### STATED TASK
Copy every record below exactly as written, but leave out the pictures.
##### AVAILABLE RECORDS #####
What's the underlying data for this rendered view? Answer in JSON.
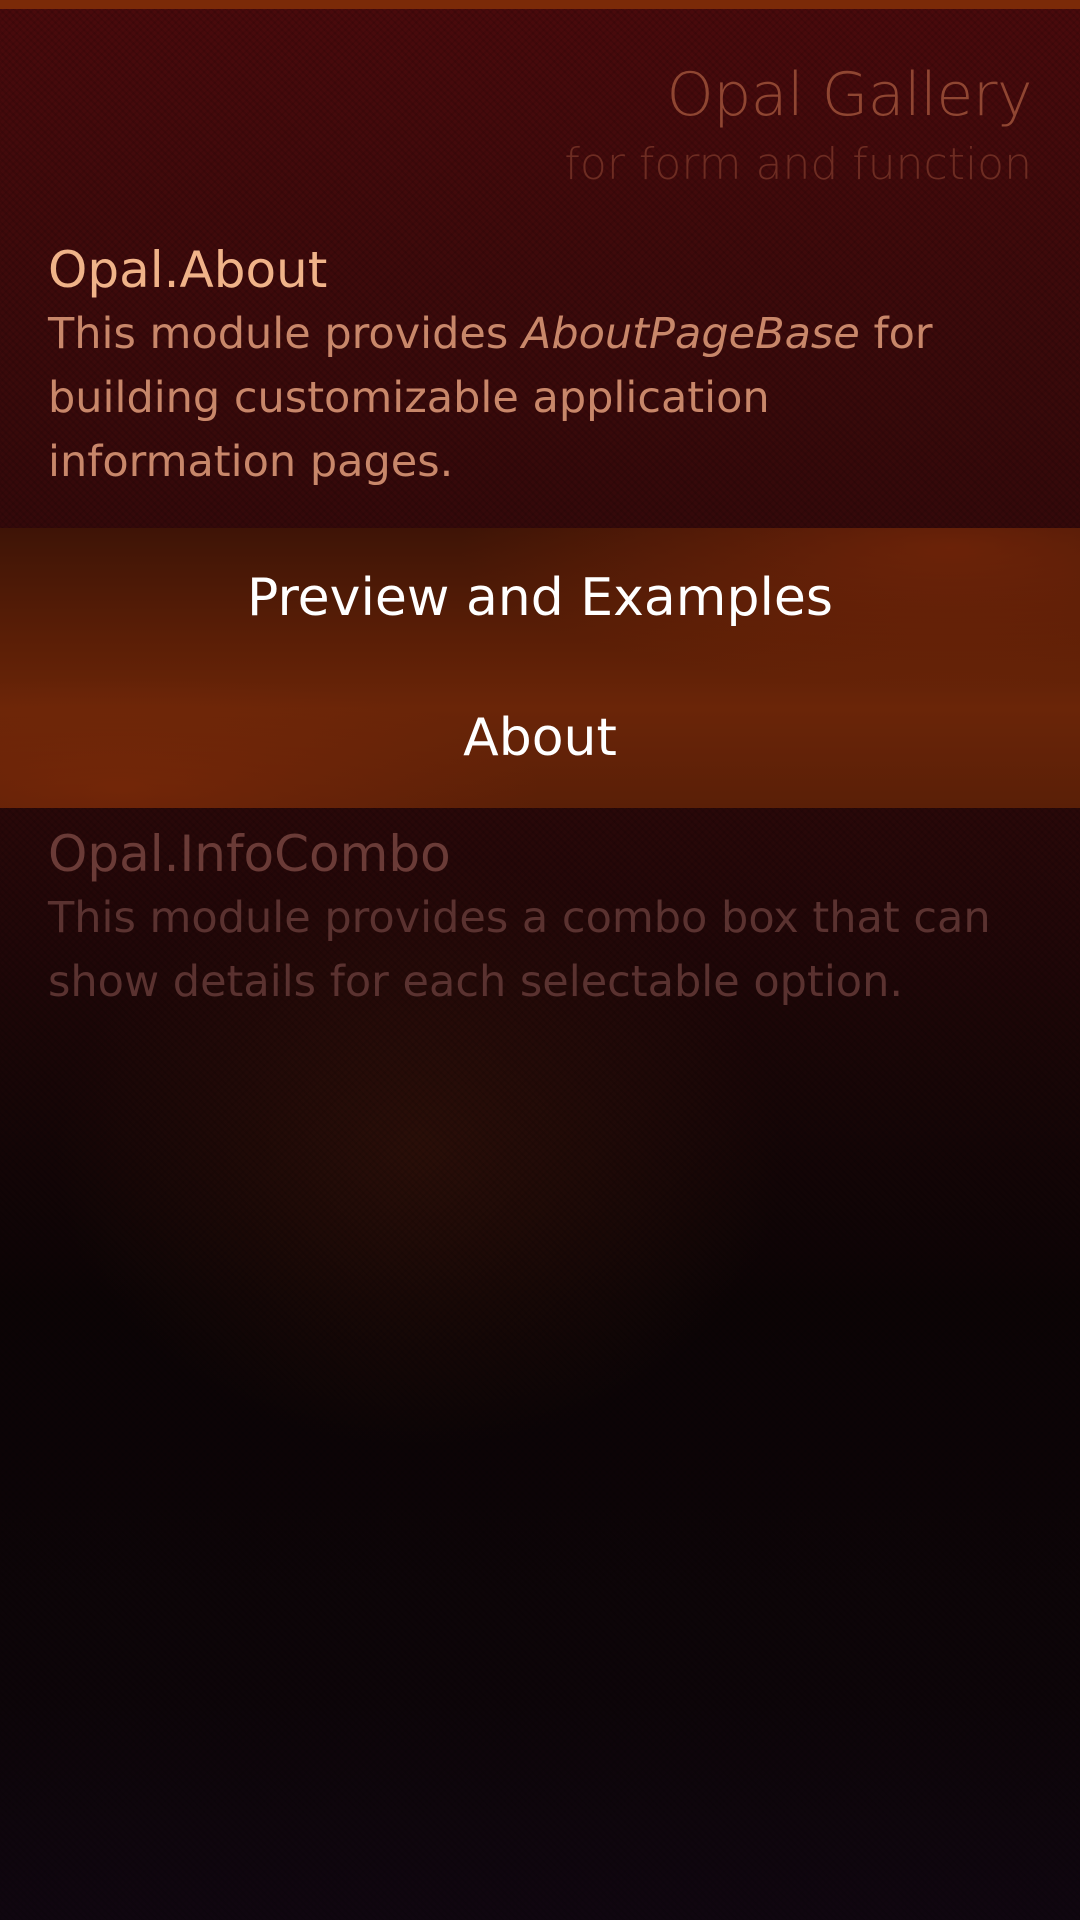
{
  "header": {
    "title": "Opal Gallery",
    "subtitle": "for form and function"
  },
  "items": [
    {
      "title": "Opal.About",
      "desc_prefix": "This module provides ",
      "desc_emphasis": "AboutPageBase",
      "desc_suffix": " for building customizable application information pages."
    },
    {
      "title": "Opal.InfoCombo",
      "desc": "This module provides a combo box that can show details for each selectable option."
    }
  ],
  "context_menu": {
    "items": [
      {
        "label": "Preview and Examples"
      },
      {
        "label": "About"
      }
    ]
  },
  "colors": {
    "accent": "#7b2a08",
    "highlight_text": "#f0b389",
    "secondary_text": "#c8876a",
    "menu_text": "#ffffff"
  }
}
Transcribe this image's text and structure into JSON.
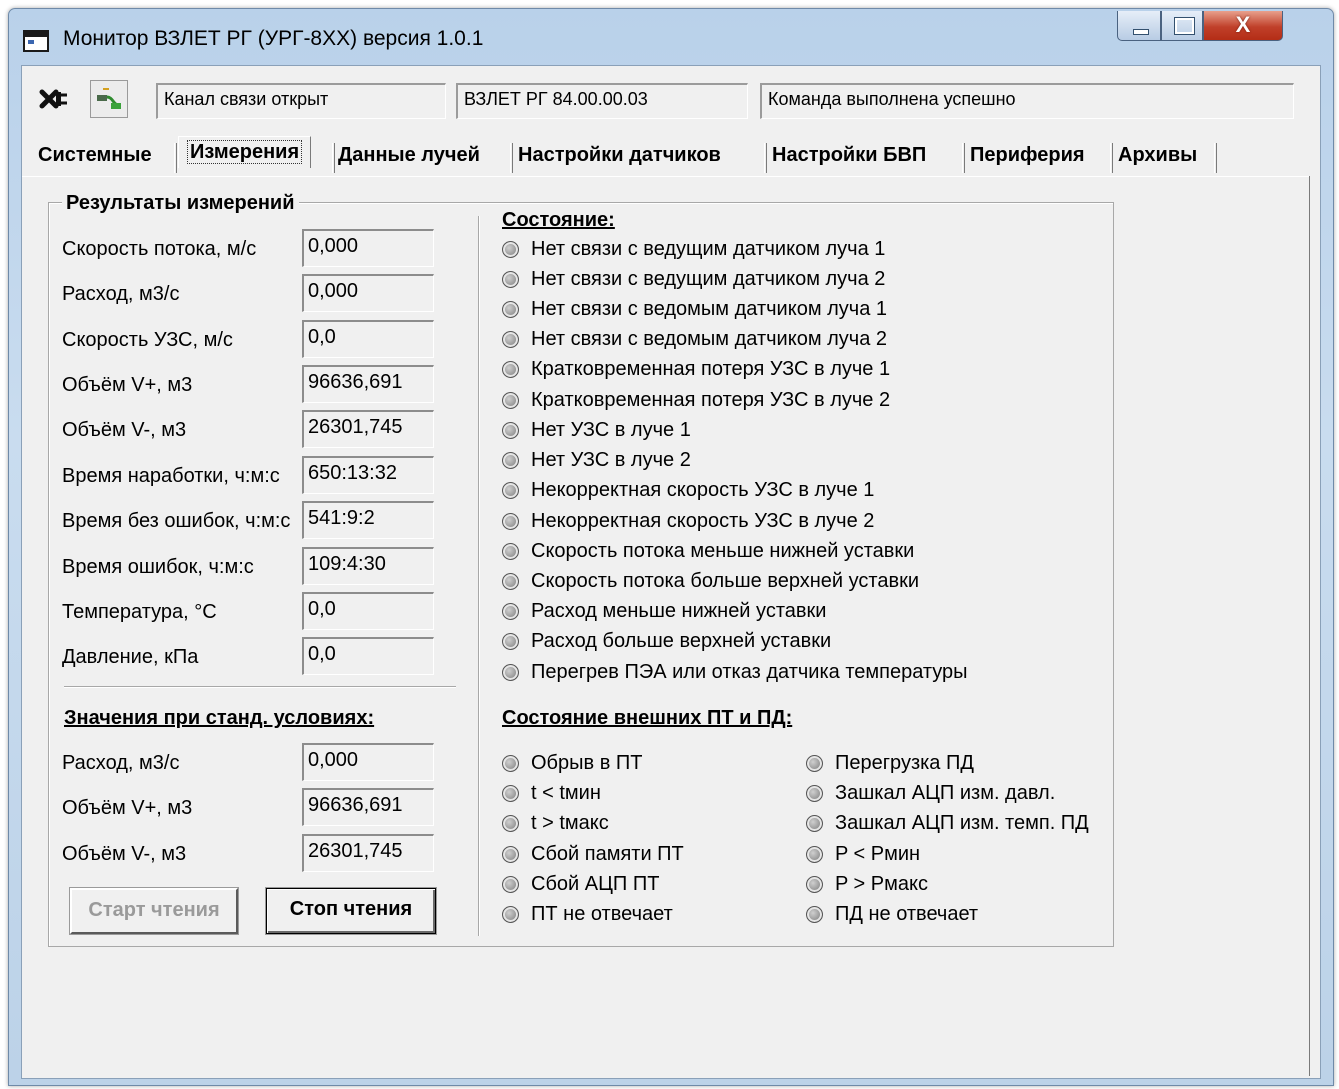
#####
### ANSWER TO THIS PROBLEM
What's the underlying data for this rendered view? Answer in JSON.
{
  "header": {
    "title": "Opal Gallery",
    "subtitle": "for form and function"
  },
  "items": [
    {
      "title": "Opal.About",
      "desc_prefix": "This module provides ",
      "desc_emphasis": "AboutPageBase",
      "desc_suffix": " for building customizable application information pages."
    },
    {
      "title": "Opal.InfoCombo",
      "desc": "This module provides a combo box that can show details for each selectable option."
    }
  ],
  "context_menu": {
    "items": [
      {
        "label": "Preview and Examples"
      },
      {
        "label": "About"
      }
    ]
  },
  "colors": {
    "accent": "#7b2a08",
    "highlight_text": "#f0b389",
    "secondary_text": "#c8876a",
    "menu_text": "#ffffff"
  }
}
Transcribe this image's text and structure into JSON.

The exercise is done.